Records supplied

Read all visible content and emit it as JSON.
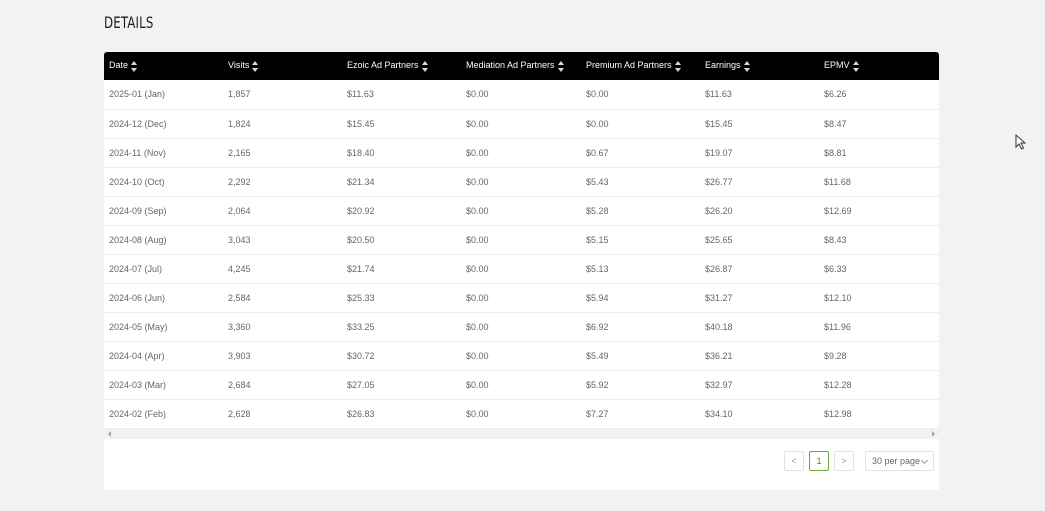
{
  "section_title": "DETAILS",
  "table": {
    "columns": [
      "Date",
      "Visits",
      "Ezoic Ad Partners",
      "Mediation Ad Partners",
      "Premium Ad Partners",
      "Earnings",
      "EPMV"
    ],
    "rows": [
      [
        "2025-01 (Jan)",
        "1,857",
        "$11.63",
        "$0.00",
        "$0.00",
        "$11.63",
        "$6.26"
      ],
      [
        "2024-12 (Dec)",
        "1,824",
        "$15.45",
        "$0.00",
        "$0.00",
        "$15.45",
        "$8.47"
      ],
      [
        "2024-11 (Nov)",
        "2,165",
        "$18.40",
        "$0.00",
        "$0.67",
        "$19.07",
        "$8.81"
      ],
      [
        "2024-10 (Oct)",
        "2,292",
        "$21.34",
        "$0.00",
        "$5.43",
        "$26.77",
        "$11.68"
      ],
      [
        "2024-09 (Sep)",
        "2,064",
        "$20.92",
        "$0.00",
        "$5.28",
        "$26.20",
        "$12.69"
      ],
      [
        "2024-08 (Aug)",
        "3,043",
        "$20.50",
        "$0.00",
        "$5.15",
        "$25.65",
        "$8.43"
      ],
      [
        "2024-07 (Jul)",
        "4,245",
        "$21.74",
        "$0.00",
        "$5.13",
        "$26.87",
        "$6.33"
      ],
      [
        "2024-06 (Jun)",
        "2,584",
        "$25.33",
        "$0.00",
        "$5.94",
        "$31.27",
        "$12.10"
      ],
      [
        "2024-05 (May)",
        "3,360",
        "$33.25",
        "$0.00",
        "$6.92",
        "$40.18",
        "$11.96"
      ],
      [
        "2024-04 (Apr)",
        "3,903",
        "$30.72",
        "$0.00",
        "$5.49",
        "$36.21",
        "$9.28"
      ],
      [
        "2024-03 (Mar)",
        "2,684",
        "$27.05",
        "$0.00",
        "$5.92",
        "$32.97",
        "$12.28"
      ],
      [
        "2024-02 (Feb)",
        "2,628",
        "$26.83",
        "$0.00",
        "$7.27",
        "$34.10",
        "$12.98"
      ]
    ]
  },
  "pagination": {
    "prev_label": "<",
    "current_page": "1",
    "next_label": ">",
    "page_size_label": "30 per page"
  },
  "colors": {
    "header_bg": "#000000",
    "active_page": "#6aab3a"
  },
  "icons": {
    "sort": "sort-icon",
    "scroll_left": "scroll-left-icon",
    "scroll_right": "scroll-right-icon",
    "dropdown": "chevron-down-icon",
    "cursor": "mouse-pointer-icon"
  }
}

What you should do
Each entry must be retyped word for word, with every image omitted.

Solved exercise
Read all visible content and emit it as JSON.
{
  "section_title": "DETAILS",
  "table": {
    "columns": [
      "Date",
      "Visits",
      "Ezoic Ad Partners",
      "Mediation Ad Partners",
      "Premium Ad Partners",
      "Earnings",
      "EPMV"
    ],
    "rows": [
      [
        "2025-01 (Jan)",
        "1,857",
        "$11.63",
        "$0.00",
        "$0.00",
        "$11.63",
        "$6.26"
      ],
      [
        "2024-12 (Dec)",
        "1,824",
        "$15.45",
        "$0.00",
        "$0.00",
        "$15.45",
        "$8.47"
      ],
      [
        "2024-11 (Nov)",
        "2,165",
        "$18.40",
        "$0.00",
        "$0.67",
        "$19.07",
        "$8.81"
      ],
      [
        "2024-10 (Oct)",
        "2,292",
        "$21.34",
        "$0.00",
        "$5.43",
        "$26.77",
        "$11.68"
      ],
      [
        "2024-09 (Sep)",
        "2,064",
        "$20.92",
        "$0.00",
        "$5.28",
        "$26.20",
        "$12.69"
      ],
      [
        "2024-08 (Aug)",
        "3,043",
        "$20.50",
        "$0.00",
        "$5.15",
        "$25.65",
        "$8.43"
      ],
      [
        "2024-07 (Jul)",
        "4,245",
        "$21.74",
        "$0.00",
        "$5.13",
        "$26.87",
        "$6.33"
      ],
      [
        "2024-06 (Jun)",
        "2,584",
        "$25.33",
        "$0.00",
        "$5.94",
        "$31.27",
        "$12.10"
      ],
      [
        "2024-05 (May)",
        "3,360",
        "$33.25",
        "$0.00",
        "$6.92",
        "$40.18",
        "$11.96"
      ],
      [
        "2024-04 (Apr)",
        "3,903",
        "$30.72",
        "$0.00",
        "$5.49",
        "$36.21",
        "$9.28"
      ],
      [
        "2024-03 (Mar)",
        "2,684",
        "$27.05",
        "$0.00",
        "$5.92",
        "$32.97",
        "$12.28"
      ],
      [
        "2024-02 (Feb)",
        "2,628",
        "$26.83",
        "$0.00",
        "$7.27",
        "$34.10",
        "$12.98"
      ]
    ]
  },
  "pagination": {
    "prev_label": "<",
    "current_page": "1",
    "next_label": ">",
    "page_size_label": "30 per page"
  },
  "colors": {
    "header_bg": "#000000",
    "active_page": "#6aab3a"
  },
  "icons": {
    "sort": "sort-icon",
    "scroll_left": "scroll-left-icon",
    "scroll_right": "scroll-right-icon",
    "dropdown": "chevron-down-icon",
    "cursor": "mouse-pointer-icon"
  }
}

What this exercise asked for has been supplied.